• [WHAT THE EXERCISE ASKS]: Using the data below, repeat all of it precisely.

Dataset entries
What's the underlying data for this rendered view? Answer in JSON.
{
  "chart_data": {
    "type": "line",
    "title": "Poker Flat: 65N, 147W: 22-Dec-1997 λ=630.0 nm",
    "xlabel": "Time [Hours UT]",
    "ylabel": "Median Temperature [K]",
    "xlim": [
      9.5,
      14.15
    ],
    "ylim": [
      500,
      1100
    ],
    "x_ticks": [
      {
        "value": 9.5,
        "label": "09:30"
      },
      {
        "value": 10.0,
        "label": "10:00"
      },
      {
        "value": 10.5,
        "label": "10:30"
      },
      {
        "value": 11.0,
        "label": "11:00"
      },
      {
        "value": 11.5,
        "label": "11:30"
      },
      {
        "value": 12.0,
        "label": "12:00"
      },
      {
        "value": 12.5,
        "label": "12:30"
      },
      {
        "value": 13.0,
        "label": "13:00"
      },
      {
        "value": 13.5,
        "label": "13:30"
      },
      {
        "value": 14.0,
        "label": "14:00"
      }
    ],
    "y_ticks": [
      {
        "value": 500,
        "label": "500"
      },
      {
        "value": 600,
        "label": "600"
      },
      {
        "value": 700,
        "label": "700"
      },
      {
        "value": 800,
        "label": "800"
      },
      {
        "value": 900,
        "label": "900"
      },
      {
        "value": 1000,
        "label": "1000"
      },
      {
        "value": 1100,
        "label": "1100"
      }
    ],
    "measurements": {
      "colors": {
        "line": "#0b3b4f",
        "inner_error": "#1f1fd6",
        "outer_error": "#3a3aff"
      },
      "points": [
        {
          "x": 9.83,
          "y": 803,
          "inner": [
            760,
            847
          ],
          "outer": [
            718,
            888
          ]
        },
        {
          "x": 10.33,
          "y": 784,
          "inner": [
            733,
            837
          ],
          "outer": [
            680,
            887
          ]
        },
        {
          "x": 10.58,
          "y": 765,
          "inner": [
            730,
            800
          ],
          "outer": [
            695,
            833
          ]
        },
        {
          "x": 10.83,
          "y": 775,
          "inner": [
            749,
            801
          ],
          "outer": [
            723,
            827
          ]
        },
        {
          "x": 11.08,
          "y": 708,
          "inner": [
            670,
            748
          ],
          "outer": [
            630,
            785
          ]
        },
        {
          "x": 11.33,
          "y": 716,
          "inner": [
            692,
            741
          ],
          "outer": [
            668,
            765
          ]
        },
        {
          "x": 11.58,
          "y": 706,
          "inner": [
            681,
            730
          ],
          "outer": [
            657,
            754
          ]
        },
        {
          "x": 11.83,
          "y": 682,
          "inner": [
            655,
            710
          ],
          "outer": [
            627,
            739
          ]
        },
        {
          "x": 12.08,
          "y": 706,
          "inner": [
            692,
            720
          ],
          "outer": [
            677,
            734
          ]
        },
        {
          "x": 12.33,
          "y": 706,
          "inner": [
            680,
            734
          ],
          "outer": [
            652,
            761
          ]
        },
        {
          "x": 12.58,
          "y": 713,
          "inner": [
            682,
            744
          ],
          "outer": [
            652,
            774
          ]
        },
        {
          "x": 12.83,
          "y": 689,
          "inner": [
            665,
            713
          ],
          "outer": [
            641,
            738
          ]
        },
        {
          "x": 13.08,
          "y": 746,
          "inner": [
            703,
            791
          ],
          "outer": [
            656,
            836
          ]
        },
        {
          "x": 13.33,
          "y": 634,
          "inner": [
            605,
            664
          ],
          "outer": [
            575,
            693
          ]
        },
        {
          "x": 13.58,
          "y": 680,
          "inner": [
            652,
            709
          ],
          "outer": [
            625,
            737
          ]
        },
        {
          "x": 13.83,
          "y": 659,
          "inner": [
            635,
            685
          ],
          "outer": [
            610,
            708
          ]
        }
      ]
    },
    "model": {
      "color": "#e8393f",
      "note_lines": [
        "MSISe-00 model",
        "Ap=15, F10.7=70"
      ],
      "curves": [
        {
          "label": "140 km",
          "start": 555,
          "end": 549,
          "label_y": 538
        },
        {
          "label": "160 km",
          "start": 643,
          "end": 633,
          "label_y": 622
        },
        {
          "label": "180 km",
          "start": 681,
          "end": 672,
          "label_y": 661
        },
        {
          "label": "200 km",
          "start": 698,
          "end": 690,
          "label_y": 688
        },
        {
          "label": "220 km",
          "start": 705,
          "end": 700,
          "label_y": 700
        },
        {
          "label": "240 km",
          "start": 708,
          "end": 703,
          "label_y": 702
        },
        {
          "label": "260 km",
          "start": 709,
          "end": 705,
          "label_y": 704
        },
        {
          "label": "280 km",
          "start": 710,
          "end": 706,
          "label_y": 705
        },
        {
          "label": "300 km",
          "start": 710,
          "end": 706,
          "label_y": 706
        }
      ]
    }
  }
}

• [REPLY]:
What's the underlying data for this rendered view? Answer in JSON.
{
  "chart_data": {
    "type": "line",
    "title": "Poker Flat: 65N, 147W: 22-Dec-1997 λ=630.0 nm",
    "xlabel": "Time [Hours UT]",
    "ylabel": "Median Temperature [K]",
    "xlim": [
      9.5,
      14.15
    ],
    "ylim": [
      500,
      1100
    ],
    "x_ticks": [
      {
        "value": 9.5,
        "label": "09:30"
      },
      {
        "value": 10.0,
        "label": "10:00"
      },
      {
        "value": 10.5,
        "label": "10:30"
      },
      {
        "value": 11.0,
        "label": "11:00"
      },
      {
        "value": 11.5,
        "label": "11:30"
      },
      {
        "value": 12.0,
        "label": "12:00"
      },
      {
        "value": 12.5,
        "label": "12:30"
      },
      {
        "value": 13.0,
        "label": "13:00"
      },
      {
        "value": 13.5,
        "label": "13:30"
      },
      {
        "value": 14.0,
        "label": "14:00"
      }
    ],
    "y_ticks": [
      {
        "value": 500,
        "label": "500"
      },
      {
        "value": 600,
        "label": "600"
      },
      {
        "value": 700,
        "label": "700"
      },
      {
        "value": 800,
        "label": "800"
      },
      {
        "value": 900,
        "label": "900"
      },
      {
        "value": 1000,
        "label": "1000"
      },
      {
        "value": 1100,
        "label": "1100"
      }
    ],
    "measurements": {
      "colors": {
        "line": "#0b3b4f",
        "inner_error": "#1f1fd6",
        "outer_error": "#3a3aff"
      },
      "points": [
        {
          "x": 9.83,
          "y": 803,
          "inner": [
            760,
            847
          ],
          "outer": [
            718,
            888
          ]
        },
        {
          "x": 10.33,
          "y": 784,
          "inner": [
            733,
            837
          ],
          "outer": [
            680,
            887
          ]
        },
        {
          "x": 10.58,
          "y": 765,
          "inner": [
            730,
            800
          ],
          "outer": [
            695,
            833
          ]
        },
        {
          "x": 10.83,
          "y": 775,
          "inner": [
            749,
            801
          ],
          "outer": [
            723,
            827
          ]
        },
        {
          "x": 11.08,
          "y": 708,
          "inner": [
            670,
            748
          ],
          "outer": [
            630,
            785
          ]
        },
        {
          "x": 11.33,
          "y": 716,
          "inner": [
            692,
            741
          ],
          "outer": [
            668,
            765
          ]
        },
        {
          "x": 11.58,
          "y": 706,
          "inner": [
            681,
            730
          ],
          "outer": [
            657,
            754
          ]
        },
        {
          "x": 11.83,
          "y": 682,
          "inner": [
            655,
            710
          ],
          "outer": [
            627,
            739
          ]
        },
        {
          "x": 12.08,
          "y": 706,
          "inner": [
            692,
            720
          ],
          "outer": [
            677,
            734
          ]
        },
        {
          "x": 12.33,
          "y": 706,
          "inner": [
            680,
            734
          ],
          "outer": [
            652,
            761
          ]
        },
        {
          "x": 12.58,
          "y": 713,
          "inner": [
            682,
            744
          ],
          "outer": [
            652,
            774
          ]
        },
        {
          "x": 12.83,
          "y": 689,
          "inner": [
            665,
            713
          ],
          "outer": [
            641,
            738
          ]
        },
        {
          "x": 13.08,
          "y": 746,
          "inner": [
            703,
            791
          ],
          "outer": [
            656,
            836
          ]
        },
        {
          "x": 13.33,
          "y": 634,
          "inner": [
            605,
            664
          ],
          "outer": [
            575,
            693
          ]
        },
        {
          "x": 13.58,
          "y": 680,
          "inner": [
            652,
            709
          ],
          "outer": [
            625,
            737
          ]
        },
        {
          "x": 13.83,
          "y": 659,
          "inner": [
            635,
            685
          ],
          "outer": [
            610,
            708
          ]
        }
      ]
    },
    "model": {
      "color": "#e8393f",
      "note_lines": [
        "MSISe-00 model",
        "Ap=15, F10.7=70"
      ],
      "curves": [
        {
          "label": "140 km",
          "start": 555,
          "end": 549,
          "label_y": 538
        },
        {
          "label": "160 km",
          "start": 643,
          "end": 633,
          "label_y": 622
        },
        {
          "label": "180 km",
          "start": 681,
          "end": 672,
          "label_y": 661
        },
        {
          "label": "200 km",
          "start": 698,
          "end": 690,
          "label_y": 688
        },
        {
          "label": "220 km",
          "start": 705,
          "end": 700,
          "label_y": 700
        },
        {
          "label": "240 km",
          "start": 708,
          "end": 703,
          "label_y": 702
        },
        {
          "label": "260 km",
          "start": 709,
          "end": 705,
          "label_y": 704
        },
        {
          "label": "280 km",
          "start": 710,
          "end": 706,
          "label_y": 705
        },
        {
          "label": "300 km",
          "start": 710,
          "end": 706,
          "label_y": 706
        }
      ]
    }
  }
}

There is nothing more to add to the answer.